- EXERCISE INSTRUCTIONS -
a. In the blog post about Global Accessibility Awareness Day, which service turned up when the writer searched for an alternative to Google Forms?
b. Continue the blog post about Global Accessibility Awareness Day from its last paragraph.

- EXERCISE PASSAGE -
-=-=-

Today is Global Accessibility Awareness Day. If you are reading this post, chances are you knew that, or at least you have some idea what it might be about. And if you’re reading this post, chances are you know me and know I’ve been on a bit of a roll with accessibility and inclusivity lately. I’ve been working with it a lot with my clients, we’ve been tackling the issue with the team at the ethical move and I’ve been attending digital events to strengthen my knowledge of the subject.
But when it comes to the global awareness day, I have to admit, I had been a bit cynical for a while. I sometimes get all caught up in the excitement of awareness days and awareness months, and do all the posting and all the challenges and hope it makes a difference. Other times I see all the excitement about the day and all the noise that gets made about things that matter, and I see it come and go and no one makes any changes. I sometimes worry that putting on a rainbow or zebra stripes or pink ribbons for a day or a month gives us the feeling of having done something without really having made much of an effort.
This time around something happened that made me rethink all that cynicism. A few weeks ago, I was looking for alternatives to google forms to conduct a survey, I was looking at all the usual services and those that I’d used in the past, but I couldn’t find one that worked for what I needed and didn’t feel icky to use. So I started looking around for something new and BlockSurvey came up in my search.
I immediately loved their stance on privacy, data and encryption and couldn’t wait to take it out for a spin. I got in there and everything looked simple and crisp and the interface was so easy to understand. I was elated, until I tried to navigate the survey by tabbing into it. I was saddened to realize that the very first accessibility check I could do, the platform wasn’t equipped to handle.

-=-=-

- ENTRIES SUPPLIED -
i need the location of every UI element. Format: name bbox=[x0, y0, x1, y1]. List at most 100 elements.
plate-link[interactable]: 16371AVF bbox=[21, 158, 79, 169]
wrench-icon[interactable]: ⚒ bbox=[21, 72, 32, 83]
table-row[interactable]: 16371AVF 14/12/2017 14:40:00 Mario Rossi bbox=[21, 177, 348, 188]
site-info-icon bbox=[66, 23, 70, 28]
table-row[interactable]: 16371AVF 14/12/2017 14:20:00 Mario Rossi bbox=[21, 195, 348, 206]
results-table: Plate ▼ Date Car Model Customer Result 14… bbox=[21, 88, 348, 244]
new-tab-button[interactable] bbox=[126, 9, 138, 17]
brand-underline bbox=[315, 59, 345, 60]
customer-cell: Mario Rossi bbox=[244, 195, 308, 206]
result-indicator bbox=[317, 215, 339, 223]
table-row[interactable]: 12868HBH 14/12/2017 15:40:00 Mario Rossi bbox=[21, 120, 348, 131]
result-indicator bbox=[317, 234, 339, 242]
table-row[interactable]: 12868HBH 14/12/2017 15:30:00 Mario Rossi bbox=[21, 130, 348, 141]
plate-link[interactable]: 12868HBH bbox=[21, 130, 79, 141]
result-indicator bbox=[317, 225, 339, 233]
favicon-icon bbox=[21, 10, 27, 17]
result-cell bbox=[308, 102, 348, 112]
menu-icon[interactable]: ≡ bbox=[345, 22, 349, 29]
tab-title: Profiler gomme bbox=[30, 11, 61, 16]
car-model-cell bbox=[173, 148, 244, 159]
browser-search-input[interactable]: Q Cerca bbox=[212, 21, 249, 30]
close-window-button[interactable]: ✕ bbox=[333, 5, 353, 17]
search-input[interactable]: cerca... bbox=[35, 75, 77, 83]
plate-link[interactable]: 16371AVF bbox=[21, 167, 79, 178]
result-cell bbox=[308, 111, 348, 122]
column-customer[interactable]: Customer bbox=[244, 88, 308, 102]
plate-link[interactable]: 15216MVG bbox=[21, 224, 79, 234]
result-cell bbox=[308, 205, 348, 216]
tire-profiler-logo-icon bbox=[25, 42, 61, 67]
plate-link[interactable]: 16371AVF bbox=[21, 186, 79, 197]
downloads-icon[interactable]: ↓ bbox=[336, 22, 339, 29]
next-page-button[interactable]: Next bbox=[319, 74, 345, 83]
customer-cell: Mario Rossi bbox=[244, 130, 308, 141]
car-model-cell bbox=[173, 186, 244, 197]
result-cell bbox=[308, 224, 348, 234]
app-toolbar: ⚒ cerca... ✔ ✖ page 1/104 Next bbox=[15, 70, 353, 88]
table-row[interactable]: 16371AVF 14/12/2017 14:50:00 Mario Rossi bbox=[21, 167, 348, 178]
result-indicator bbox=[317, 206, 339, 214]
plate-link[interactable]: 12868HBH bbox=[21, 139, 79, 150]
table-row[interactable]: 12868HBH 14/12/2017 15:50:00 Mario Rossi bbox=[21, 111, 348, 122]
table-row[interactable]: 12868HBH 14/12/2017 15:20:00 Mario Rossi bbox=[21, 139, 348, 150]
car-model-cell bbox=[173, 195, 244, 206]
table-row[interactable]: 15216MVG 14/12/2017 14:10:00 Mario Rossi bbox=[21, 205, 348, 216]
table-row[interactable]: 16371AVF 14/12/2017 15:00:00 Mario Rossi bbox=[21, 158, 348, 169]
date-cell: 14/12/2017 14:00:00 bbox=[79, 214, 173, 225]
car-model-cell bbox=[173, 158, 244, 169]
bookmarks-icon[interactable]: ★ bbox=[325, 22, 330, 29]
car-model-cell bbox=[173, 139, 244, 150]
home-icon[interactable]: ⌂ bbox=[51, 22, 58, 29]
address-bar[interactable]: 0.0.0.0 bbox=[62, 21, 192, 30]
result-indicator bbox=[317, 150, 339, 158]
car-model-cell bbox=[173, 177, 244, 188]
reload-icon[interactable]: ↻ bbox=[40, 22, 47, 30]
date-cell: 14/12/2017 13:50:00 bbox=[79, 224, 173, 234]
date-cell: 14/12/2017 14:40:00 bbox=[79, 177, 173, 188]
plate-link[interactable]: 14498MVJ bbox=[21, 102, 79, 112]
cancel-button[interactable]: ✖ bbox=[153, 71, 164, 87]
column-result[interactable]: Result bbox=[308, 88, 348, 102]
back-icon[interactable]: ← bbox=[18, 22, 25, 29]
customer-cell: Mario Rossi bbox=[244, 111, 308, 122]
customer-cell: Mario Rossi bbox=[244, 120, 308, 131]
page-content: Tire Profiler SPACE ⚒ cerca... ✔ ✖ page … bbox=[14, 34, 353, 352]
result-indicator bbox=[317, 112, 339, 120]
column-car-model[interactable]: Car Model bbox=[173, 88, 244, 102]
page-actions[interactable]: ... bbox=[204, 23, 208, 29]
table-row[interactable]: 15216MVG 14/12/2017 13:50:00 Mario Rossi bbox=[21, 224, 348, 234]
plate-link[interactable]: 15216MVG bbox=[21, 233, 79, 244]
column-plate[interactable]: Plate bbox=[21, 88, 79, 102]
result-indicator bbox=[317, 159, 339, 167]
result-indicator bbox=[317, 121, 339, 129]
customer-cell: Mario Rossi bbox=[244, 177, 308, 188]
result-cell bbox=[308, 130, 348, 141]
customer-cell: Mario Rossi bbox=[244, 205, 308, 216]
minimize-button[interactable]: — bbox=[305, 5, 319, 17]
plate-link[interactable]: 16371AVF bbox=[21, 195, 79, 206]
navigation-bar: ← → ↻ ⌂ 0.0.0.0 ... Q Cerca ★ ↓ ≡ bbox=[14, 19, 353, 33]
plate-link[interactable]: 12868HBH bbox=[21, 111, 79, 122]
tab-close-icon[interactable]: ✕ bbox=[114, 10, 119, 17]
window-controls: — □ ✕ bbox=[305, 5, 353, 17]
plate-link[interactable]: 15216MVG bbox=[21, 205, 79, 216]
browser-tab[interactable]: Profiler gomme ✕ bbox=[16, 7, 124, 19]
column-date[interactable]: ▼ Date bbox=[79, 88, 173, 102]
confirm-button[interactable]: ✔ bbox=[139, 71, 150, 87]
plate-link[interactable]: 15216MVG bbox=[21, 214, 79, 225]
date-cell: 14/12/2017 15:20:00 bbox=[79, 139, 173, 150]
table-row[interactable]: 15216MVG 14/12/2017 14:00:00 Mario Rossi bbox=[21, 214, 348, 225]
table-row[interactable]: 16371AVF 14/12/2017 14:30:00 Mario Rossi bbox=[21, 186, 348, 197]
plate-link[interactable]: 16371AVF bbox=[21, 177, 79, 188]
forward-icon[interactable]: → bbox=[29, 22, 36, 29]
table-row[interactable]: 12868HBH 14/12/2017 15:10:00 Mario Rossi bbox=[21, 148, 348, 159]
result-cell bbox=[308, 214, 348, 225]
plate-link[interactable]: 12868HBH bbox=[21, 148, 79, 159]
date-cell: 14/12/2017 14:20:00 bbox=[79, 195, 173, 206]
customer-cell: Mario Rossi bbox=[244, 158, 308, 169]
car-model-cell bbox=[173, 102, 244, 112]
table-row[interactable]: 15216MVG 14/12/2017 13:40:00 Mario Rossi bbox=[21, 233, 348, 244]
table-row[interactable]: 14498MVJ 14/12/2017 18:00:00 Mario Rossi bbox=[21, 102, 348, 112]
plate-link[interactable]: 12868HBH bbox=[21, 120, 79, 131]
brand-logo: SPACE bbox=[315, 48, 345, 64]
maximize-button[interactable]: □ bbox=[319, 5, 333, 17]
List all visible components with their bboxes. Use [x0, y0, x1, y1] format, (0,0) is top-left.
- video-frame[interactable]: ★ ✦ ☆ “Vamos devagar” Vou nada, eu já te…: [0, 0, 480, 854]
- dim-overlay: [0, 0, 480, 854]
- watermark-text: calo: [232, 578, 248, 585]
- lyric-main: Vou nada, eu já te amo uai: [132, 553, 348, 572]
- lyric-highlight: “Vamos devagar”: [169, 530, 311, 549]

-=-=-

- WRITTEN ANSWERS -
a. BlockSurvey

b.
Looking around the site I saw they had a Discord server set up for their users, so I decided to join and bring up the issue, I’ve made a point of mentioning accessibility to platforms I have to use or would love to use but they are not accessible. The developers replied to me seeing they would implement it soon, I had heard that line before, accessibility is always in the roadmap but it’s never a priority.
But lo and behold, a few weeks later their newsletter went out and I was surprised to see they had already started putting in the work to make their entire product accessible. I also got a lovely message from Wilson from BlockSurvey, thanking me for highlighting accessibility to them, explaining that they weren’t really aware of the issue but that now they absolutely understand the importance and are going to be implementing it fully.
I had never been happier to be proven wrong, I’m incredibly excited to think that this already great product is going to be even better and serve a broader audience thanks to the tiniest of efforts to raise awareness. As it turns out, awareness matters and it can make a difference.